Working data:
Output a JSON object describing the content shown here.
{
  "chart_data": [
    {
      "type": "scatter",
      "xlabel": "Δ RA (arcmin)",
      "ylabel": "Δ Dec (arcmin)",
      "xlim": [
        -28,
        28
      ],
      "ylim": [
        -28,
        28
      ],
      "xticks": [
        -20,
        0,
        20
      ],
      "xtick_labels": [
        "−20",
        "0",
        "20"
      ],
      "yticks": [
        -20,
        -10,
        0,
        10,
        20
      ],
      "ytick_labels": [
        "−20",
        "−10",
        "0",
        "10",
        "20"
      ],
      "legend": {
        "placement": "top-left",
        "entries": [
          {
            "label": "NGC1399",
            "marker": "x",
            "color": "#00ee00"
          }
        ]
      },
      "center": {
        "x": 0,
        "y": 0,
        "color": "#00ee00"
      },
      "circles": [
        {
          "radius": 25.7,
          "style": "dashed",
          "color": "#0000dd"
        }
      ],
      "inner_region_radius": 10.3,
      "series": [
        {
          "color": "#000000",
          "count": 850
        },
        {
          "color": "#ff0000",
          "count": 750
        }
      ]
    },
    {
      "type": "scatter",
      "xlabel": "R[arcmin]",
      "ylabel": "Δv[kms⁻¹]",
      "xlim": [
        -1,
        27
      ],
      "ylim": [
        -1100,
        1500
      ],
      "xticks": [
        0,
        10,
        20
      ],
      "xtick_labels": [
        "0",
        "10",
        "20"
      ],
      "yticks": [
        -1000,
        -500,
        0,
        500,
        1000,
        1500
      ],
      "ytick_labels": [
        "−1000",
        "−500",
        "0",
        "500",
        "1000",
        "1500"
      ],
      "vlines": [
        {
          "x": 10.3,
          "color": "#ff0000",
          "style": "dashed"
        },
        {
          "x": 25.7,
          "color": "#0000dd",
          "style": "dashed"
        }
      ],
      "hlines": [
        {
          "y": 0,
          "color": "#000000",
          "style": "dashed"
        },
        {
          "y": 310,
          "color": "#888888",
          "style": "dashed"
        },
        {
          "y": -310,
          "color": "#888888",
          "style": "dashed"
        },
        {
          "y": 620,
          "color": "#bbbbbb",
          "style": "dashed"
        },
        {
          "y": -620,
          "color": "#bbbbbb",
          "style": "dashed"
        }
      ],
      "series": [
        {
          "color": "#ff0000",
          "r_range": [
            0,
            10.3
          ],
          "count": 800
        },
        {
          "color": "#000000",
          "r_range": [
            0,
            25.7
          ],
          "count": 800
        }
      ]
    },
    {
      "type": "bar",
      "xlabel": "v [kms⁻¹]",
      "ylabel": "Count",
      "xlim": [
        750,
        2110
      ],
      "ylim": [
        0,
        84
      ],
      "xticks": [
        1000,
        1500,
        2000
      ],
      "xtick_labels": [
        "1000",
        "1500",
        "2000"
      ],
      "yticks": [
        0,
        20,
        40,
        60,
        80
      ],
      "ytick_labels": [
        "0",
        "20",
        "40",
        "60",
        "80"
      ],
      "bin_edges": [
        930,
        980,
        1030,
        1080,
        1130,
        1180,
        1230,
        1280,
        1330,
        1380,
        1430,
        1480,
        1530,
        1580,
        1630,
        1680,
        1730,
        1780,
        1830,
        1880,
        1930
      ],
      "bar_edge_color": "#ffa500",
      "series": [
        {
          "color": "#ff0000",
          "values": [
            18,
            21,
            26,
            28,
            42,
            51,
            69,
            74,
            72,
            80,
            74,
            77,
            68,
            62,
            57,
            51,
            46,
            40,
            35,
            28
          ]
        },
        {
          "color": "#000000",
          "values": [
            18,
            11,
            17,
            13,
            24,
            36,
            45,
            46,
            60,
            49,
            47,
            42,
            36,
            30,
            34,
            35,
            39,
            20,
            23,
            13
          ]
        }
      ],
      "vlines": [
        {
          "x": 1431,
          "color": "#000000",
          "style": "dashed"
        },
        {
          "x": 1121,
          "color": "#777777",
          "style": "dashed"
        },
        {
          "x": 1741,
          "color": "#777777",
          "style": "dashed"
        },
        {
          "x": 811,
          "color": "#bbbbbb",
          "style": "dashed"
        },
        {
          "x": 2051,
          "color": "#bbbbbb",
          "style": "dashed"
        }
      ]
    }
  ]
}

Problem description: Locate the word "arcmin" in the data above. Copy every line carrying it.

Worked answer:
      "xlabel": "Δ RA (arcmin)",
      "ylabel": "Δ Dec (arcmin)",
      "xlabel": "R[arcmin]",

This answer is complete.